What needs to be done> Reproduce the passage of the book-discussion thread that begins at the words "# The SBHonline" and stops after "and easy read.", swapping "spellbinding" for "gripping".

-- BEGIN Article --

# The SBHonline Community Daily > Books, Movies, and TV >  >   I can't believe this book has been mentioned only one time on this board, and that back in 2004.  A friend was reading it recently and wouldn't put it down, so I tried it.  It is spellbinding.  Maybe

## rivertrash

I can't believe this book has been mentioned only one time on this board, and that back in 2004.  A friend was reading it recently and wouldn't put it down, so I tried it.  It is spellbinding.  Maybe it's just been re-published in paperback because the Scorsese film just came out.  It's a real page-turner.  Very fast and easy read.

----------


## MIke R

yeah its been flying out the door too...havent read it..and my pile is already too big

----------


## goldold25

Virtually anything by Dennis Lehane is a great read.  And Mystic River was a better story in the book than movie. And I believe that says something because the movie was excellent too.  He also wrote The Given Day which is a great historic novel centering around the Boston Police strike around 1918 and really captures the essence of the Irish family and racial relations of the time.  Also the Kenzie and Gennaro detective novels starting with A Drink before  the War.  The characters, and I mean characters, in all thos books are REALLY entertaining.  I reccomend reading them in order because virtually all the people portrayed have ongoing histories.

-- END Article --
-- BEGIN Records --

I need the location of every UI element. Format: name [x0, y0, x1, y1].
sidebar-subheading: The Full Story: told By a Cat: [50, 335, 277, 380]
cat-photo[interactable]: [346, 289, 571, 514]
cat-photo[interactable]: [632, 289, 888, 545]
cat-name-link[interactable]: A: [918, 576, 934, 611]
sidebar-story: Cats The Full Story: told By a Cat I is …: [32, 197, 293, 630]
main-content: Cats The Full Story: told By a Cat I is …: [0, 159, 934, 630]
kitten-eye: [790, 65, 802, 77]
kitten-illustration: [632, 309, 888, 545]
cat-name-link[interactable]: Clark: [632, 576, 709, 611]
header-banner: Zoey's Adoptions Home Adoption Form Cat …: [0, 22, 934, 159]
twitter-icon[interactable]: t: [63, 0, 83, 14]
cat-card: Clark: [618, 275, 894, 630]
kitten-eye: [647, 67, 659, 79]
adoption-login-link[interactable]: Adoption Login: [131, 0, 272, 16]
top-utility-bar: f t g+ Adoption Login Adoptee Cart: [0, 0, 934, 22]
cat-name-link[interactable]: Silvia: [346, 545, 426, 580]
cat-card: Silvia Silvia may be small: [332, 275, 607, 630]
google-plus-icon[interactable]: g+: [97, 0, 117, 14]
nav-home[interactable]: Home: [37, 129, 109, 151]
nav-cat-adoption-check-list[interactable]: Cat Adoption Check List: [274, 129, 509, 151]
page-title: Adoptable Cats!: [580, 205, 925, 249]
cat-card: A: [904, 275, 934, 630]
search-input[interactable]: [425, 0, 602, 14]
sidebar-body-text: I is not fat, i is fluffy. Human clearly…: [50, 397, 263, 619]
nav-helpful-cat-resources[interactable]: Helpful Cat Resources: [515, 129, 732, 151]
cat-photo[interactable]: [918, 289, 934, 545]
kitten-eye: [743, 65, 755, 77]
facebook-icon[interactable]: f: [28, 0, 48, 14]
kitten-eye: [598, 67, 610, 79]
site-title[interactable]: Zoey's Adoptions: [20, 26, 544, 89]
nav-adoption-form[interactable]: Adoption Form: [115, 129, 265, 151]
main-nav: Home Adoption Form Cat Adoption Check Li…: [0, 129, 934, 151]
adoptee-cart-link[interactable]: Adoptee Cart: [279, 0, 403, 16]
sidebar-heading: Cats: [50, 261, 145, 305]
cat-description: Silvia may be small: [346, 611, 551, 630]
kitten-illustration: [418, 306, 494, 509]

-- END Records --

Solution>
# The SBHonline Community Daily > Books, Movies, and TV >  >   I can't believe this book has been mentioned only one time on this board, and that back in 2004.  A friend was reading it recently and wouldn't put it down, so I tried it.  It is gripping.  Maybe

## rivertrash

I can't believe this book has been mentioned only one time on this board, and that back in 2004.  A friend was reading it recently and wouldn't put it down, so I tried it.  It is gripping.  Maybe it's just been re-published in paperback because the Scorsese film just came out.  It's a real page-turner.  Very fast and easy read.